*** ENTRIES SHOWN ***
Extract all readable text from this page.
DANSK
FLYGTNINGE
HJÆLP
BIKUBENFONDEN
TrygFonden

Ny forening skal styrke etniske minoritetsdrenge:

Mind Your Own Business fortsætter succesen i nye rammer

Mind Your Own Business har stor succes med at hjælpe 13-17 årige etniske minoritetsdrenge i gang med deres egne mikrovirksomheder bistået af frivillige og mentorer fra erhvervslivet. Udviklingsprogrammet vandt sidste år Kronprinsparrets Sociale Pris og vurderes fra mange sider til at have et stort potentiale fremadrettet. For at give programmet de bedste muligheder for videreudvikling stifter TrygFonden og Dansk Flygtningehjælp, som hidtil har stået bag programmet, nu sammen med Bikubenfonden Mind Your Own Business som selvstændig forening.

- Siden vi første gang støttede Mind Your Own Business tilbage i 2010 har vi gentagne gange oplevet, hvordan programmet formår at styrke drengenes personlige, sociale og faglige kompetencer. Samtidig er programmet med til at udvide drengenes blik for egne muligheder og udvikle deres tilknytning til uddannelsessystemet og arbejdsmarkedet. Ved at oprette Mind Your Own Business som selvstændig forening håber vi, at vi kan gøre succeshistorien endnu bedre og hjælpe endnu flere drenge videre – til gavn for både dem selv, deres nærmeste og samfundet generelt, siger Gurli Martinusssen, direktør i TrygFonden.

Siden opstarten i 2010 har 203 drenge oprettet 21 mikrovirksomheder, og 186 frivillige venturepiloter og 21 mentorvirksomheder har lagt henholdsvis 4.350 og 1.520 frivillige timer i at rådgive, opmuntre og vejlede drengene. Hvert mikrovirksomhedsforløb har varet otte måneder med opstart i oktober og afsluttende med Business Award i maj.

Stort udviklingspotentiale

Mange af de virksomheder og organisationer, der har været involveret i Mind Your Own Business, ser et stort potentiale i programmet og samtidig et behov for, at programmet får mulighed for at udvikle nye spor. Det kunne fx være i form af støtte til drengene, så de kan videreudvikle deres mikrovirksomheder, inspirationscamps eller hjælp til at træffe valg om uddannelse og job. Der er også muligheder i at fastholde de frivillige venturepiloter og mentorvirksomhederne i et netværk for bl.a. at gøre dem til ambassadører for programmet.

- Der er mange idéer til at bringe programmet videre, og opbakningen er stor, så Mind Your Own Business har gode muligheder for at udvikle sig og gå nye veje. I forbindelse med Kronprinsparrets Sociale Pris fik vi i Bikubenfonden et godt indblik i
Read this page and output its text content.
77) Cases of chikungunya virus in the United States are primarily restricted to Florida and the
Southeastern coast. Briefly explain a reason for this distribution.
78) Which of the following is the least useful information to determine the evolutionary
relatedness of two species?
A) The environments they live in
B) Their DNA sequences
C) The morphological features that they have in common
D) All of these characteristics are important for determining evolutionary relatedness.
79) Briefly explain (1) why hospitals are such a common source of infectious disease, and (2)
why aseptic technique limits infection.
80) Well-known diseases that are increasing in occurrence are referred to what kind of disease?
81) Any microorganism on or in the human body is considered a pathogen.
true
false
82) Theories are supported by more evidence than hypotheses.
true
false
*** End of ENTRIES SHOWN ***
=== WHAT YOU SHOULD DO ===
For the word "minoritetsdrenge", tally the lines of the entries in which it appears and give the total alone.

=== SOLUTION BELOW ===
2